- Selected extract
——————————
← Back to all reports

Cross-Tenant Decryption on Shared Master Key: Any Tenant Reads Any Other Tenant's Secrets

Reported Apr 29, 2026
Severity Critical
Platform Web / API
Vulnerability Class Broken Access Control (CWE-284)
Target Type Enterprise SaaS / Digital Adoption
Impact Cross-tenant secret disclosure

The Risk

Every paying customer of this platform shared a single master lock that protected all stored secrets. Any customer could ask the system to unlock any other customer's secrets and the system handed them over in plain text. That meant integration passwords, login secrets, and signing keys belonging to one customer were readable by anyone else with a normal account on the platform. No special role, no admin access, just two normal accounts and a few API calls.

The Vulnerability

The platform's identity service exposed two endpoints, POST /kms/encrypt and POST /kms/decrypt, that proxied straight through to the cloud provider's key management service. Every other endpoint in the same service correctly returned 403 Forbidden resource for a regular tenant token, but these two returned 201 Created and ran the requested operation. The role guard simply was not applied to the encrypt and decrypt pair.

The proxy used a single global customer master key with no per-tenant EncryptionContext. Every ciphertext it returned began with the same fifty-character prefix, which encodes the master key ID. Identical prefix across tenants confirmed one global key shared by every customer on the platform. A caller-supplied keyId or encryptionContext was silently ignored.

That combination, a missing role guard plus a shared key with no binding context, broke the cross-tenant trust boundary. Any value the platform encrypted at rest under this key (identity provider secrets, OAuth client secrets, integration bearer tokens, SAML signing keys, anything routed through the encrypt endpoint) was recoverable by any other tenant who could obtain the ciphertext bytes.

The Attack

The chain ran end-to-end with two ordinary tenant accounts on the platform's QA environment. Each account had its own tenant ID, confirmed by decoding the JWT payloads.

  1. Tenant A authenticated and obtained a normal bearer token through the standard login flow.
  2. Tenant A called POST /kms/encrypt with a known plaintext. Response: 201 Created with a base64 ciphertext.
  3. Tenant B, a completely separate tenant, posted that ciphertext to POST /kms/decrypt using its own bearer token.
  4. Response: 201 Created containing tenant A's plaintext, byte-for-byte.

The same chain ran in reverse: tenant B encrypted, tenant A decrypted. Both directions worked. There was no rate limit and no plaintext-size restriction beyond the underlying provider's native four-kilobyte limit.
——————————
Stored data entries

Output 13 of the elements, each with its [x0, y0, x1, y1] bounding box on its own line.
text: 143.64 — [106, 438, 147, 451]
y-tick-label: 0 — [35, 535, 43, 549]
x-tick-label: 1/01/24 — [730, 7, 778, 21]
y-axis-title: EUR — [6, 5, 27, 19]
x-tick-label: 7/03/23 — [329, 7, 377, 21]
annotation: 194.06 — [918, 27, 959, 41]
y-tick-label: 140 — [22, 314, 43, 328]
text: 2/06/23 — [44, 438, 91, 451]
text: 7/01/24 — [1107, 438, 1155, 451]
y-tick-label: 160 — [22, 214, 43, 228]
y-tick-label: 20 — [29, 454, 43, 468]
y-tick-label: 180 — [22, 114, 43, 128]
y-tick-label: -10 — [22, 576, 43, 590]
——————————
- Tasks for this exercise
1. In the report, what status code did the encrypt and decrypt endpoints return when called with a regular tenant token?
2. Write out, word for word, the part of the report that opens with the words "3. Tenant B, a" and closes with "A's plaintext, byte-for-byte.".

- Answers for this exercise
1. They returned 201 Created.

2.
3. Tenant B, a completely separate tenant, posted that ciphertext to POST /kms/decrypt using its own bearer token.
  4. Response: 201 Created containing tenant A's plaintext, byte-for-byte.